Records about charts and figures
- - - - -
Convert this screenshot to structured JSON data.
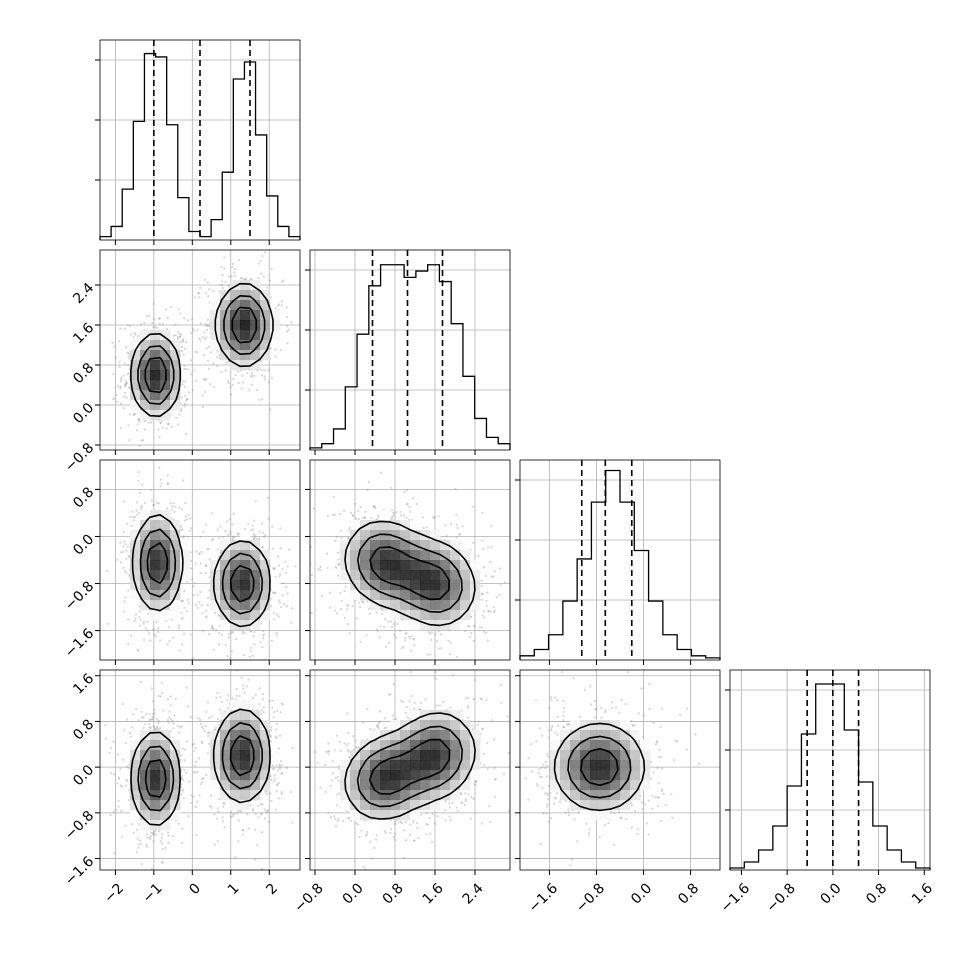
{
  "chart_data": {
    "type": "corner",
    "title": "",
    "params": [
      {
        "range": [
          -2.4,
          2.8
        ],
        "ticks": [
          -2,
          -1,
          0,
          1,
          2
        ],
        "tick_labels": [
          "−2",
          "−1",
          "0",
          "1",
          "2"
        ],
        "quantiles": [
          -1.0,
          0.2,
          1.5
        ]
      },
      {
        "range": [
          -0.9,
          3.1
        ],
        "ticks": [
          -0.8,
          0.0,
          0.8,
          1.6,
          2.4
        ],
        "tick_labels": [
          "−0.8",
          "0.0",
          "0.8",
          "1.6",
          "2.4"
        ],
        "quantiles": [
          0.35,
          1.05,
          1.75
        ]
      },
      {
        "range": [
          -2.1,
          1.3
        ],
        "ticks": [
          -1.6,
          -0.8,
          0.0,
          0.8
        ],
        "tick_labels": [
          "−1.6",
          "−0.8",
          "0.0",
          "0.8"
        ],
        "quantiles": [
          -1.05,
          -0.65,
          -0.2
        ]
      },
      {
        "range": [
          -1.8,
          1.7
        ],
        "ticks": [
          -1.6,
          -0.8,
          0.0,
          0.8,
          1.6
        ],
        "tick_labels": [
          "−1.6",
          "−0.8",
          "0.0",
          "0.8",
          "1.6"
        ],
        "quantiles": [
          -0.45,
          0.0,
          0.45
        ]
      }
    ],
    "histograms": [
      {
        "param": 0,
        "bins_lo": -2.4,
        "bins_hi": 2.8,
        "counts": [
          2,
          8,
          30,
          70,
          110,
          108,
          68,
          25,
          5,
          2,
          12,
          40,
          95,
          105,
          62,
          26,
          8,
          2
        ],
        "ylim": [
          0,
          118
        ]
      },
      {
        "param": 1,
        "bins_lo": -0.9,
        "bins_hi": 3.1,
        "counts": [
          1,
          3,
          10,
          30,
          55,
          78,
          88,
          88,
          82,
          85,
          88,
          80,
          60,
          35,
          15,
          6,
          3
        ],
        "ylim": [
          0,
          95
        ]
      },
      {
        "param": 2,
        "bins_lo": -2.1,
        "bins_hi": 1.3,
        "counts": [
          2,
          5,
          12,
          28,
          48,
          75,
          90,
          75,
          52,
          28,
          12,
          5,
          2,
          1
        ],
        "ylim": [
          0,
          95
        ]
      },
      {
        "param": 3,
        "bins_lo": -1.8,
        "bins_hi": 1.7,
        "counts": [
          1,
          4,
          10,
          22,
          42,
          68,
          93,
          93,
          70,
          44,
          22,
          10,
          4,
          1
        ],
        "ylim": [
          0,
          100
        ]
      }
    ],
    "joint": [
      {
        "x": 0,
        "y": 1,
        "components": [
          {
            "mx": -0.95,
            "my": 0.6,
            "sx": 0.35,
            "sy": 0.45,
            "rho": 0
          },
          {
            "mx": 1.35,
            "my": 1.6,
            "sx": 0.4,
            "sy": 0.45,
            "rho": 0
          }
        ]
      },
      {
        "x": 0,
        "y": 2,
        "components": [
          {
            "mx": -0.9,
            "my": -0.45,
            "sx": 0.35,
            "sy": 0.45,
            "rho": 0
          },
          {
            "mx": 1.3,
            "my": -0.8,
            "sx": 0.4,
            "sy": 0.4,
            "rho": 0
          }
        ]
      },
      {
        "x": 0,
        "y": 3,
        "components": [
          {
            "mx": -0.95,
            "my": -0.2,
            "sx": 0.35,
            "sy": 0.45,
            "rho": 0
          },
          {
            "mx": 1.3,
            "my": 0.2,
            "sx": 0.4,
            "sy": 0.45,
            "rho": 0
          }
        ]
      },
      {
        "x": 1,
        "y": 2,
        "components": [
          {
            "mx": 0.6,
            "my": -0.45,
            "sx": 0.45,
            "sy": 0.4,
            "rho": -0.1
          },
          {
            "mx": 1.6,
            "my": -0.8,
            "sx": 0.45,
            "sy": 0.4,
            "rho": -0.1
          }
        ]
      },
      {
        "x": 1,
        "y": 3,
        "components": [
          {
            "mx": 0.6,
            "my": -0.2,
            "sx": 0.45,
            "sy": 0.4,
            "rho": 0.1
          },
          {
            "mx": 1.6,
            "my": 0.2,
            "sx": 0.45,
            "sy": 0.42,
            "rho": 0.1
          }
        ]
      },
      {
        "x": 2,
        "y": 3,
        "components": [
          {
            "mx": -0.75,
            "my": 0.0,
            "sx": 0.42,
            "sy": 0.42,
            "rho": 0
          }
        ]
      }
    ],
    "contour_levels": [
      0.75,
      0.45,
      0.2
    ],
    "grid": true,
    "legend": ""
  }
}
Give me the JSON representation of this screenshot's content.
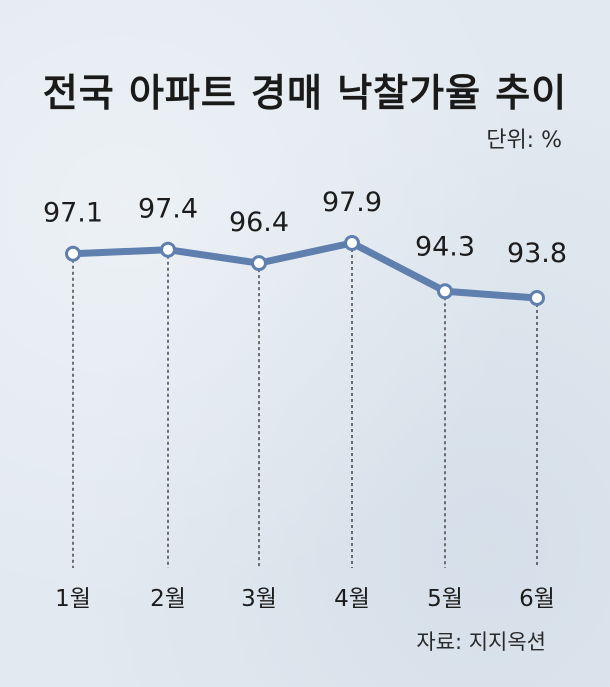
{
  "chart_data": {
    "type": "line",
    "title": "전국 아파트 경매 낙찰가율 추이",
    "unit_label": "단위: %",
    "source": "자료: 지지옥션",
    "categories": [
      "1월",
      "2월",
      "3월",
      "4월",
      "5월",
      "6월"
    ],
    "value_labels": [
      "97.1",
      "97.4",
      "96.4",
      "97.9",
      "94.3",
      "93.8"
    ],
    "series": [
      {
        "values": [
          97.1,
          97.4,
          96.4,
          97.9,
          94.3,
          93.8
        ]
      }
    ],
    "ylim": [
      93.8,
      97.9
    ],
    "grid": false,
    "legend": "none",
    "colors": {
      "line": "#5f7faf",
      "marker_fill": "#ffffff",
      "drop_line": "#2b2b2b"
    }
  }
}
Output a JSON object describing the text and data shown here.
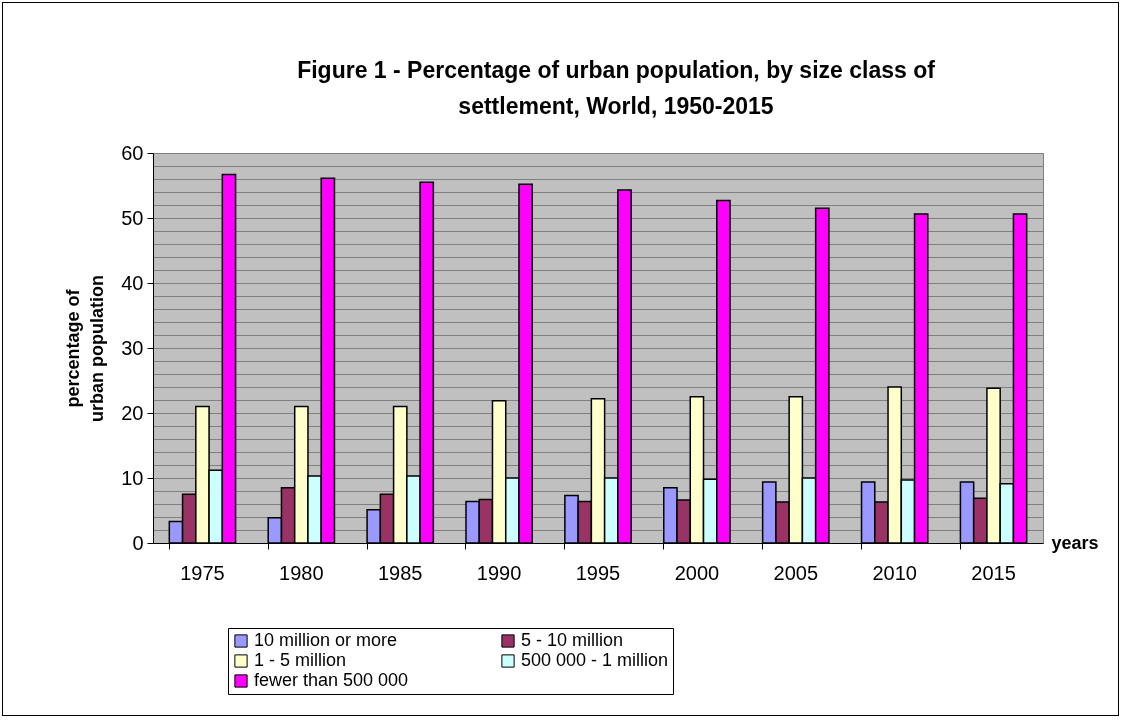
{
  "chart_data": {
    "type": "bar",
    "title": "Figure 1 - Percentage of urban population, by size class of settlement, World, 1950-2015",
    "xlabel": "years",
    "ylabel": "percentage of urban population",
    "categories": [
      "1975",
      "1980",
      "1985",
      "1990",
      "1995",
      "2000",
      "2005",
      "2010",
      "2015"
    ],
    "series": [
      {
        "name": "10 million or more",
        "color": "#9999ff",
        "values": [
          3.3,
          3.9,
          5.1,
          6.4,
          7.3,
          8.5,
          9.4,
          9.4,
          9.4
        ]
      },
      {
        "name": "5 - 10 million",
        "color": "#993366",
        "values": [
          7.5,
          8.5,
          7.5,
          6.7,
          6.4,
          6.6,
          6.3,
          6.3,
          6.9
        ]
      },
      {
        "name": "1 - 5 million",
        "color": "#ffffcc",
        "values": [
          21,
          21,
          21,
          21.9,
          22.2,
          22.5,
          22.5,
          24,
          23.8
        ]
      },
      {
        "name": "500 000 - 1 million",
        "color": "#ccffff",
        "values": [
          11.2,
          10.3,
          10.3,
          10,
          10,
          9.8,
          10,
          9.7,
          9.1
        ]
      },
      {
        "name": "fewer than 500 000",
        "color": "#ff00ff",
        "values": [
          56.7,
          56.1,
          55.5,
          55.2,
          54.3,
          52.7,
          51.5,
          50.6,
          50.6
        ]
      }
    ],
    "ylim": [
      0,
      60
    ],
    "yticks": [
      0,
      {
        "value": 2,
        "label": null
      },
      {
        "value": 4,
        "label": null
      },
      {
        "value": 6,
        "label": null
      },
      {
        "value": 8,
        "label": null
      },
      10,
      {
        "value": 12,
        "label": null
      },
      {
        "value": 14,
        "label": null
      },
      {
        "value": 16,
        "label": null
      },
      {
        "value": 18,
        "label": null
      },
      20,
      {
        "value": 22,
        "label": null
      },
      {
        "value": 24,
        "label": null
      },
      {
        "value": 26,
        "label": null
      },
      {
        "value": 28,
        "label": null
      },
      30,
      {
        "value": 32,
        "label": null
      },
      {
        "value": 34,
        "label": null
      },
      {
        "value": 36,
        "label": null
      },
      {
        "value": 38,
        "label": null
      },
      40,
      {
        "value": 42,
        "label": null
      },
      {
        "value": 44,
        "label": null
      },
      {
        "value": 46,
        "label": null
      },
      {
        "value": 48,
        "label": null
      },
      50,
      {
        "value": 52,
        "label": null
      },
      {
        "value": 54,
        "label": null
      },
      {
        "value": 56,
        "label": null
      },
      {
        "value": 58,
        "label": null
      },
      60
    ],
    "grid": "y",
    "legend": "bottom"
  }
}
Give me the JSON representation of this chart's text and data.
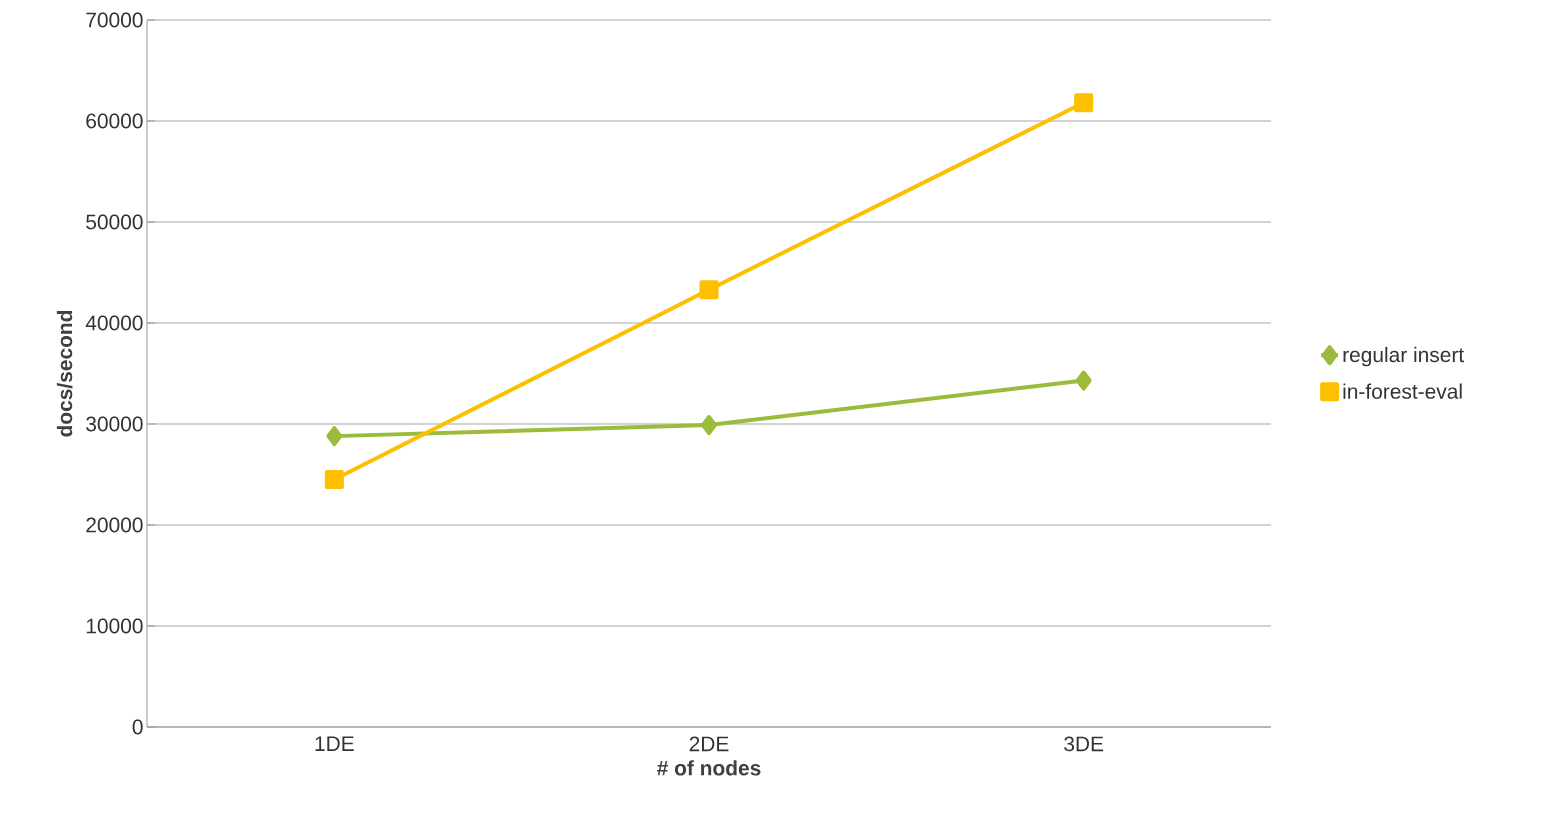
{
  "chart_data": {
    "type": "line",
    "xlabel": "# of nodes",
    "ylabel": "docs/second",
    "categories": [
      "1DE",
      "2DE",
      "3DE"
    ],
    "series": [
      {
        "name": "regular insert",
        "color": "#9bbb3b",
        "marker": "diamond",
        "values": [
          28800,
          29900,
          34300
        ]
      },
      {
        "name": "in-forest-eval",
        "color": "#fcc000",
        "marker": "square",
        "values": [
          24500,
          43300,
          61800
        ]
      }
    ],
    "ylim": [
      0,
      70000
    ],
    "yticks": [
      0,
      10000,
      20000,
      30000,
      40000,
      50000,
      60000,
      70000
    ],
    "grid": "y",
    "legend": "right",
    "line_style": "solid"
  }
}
- - - - -
▸ **Task prompt**
Above are some records. Count the lines among them with the word "Give", and answer with the number only.

▸ **Written answer**
2